Task to carry out —
Within the material below, find each line bearing the word "kind" and present it.

Data to process —
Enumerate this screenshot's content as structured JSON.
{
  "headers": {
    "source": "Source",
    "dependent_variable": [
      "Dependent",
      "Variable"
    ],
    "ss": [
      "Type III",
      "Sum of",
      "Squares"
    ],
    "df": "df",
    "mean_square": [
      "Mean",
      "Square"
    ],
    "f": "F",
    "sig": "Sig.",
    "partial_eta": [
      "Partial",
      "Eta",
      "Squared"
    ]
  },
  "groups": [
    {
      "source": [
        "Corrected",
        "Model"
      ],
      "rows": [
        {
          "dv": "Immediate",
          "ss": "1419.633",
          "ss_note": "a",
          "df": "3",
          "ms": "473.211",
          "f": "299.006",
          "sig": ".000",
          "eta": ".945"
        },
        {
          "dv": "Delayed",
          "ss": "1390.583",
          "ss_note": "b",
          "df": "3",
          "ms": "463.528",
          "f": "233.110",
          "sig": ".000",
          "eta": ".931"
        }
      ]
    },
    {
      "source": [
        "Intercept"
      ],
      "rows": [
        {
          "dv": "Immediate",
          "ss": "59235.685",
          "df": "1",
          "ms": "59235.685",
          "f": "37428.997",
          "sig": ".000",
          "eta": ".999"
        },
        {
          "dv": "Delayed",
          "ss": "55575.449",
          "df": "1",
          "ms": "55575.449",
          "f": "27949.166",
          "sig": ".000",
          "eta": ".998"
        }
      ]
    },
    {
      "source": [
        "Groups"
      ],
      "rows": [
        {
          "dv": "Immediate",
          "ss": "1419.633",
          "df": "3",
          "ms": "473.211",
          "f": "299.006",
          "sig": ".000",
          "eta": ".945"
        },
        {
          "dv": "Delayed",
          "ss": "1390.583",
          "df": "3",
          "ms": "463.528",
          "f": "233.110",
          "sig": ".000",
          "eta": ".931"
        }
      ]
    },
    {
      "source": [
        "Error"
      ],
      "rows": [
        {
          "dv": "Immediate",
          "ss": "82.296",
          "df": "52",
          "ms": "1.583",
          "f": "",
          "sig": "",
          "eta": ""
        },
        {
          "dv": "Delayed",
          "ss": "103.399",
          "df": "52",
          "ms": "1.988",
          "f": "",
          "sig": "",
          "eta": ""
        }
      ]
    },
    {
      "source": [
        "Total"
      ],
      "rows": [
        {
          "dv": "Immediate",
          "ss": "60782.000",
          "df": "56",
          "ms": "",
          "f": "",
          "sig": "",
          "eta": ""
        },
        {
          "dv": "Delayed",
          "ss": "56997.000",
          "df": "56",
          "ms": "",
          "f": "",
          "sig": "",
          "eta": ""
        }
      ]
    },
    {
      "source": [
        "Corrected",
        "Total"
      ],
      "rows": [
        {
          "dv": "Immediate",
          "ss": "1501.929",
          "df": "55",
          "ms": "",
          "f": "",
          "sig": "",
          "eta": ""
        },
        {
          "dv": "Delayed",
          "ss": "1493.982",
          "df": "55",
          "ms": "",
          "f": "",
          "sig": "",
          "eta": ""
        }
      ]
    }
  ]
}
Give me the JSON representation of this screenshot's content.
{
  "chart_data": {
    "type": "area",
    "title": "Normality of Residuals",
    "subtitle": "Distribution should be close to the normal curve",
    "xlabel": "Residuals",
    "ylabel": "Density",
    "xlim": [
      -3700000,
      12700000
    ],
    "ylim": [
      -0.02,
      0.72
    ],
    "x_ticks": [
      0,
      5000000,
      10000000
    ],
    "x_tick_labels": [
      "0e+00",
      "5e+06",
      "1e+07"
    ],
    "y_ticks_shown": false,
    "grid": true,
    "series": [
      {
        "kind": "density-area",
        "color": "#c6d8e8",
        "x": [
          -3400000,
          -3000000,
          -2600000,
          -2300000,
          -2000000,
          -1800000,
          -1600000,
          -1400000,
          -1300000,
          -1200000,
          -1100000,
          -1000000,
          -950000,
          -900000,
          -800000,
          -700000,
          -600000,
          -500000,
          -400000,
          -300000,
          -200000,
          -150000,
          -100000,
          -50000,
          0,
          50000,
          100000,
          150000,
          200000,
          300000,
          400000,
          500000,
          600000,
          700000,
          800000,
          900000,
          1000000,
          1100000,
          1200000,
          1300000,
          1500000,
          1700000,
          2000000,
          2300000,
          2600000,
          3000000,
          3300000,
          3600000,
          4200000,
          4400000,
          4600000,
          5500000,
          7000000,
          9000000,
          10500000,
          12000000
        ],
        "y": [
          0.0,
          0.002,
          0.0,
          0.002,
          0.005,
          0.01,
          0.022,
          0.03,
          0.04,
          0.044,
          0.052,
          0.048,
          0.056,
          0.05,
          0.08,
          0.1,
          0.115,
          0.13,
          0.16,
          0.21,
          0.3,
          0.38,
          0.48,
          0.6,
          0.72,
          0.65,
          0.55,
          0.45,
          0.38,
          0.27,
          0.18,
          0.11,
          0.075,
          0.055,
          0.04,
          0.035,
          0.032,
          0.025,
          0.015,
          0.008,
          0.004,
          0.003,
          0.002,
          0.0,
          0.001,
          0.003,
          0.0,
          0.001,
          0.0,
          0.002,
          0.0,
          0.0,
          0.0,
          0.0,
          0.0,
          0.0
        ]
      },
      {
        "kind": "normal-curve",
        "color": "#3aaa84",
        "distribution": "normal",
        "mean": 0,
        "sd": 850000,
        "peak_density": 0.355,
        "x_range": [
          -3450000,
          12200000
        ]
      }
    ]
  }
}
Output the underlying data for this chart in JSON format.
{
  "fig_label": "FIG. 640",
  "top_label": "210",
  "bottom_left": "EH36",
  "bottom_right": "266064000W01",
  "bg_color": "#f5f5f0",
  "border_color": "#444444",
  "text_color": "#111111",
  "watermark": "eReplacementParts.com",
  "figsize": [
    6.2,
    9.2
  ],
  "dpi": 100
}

Solution to this task —
        "kind": "density-area",
        "kind": "normal-curve",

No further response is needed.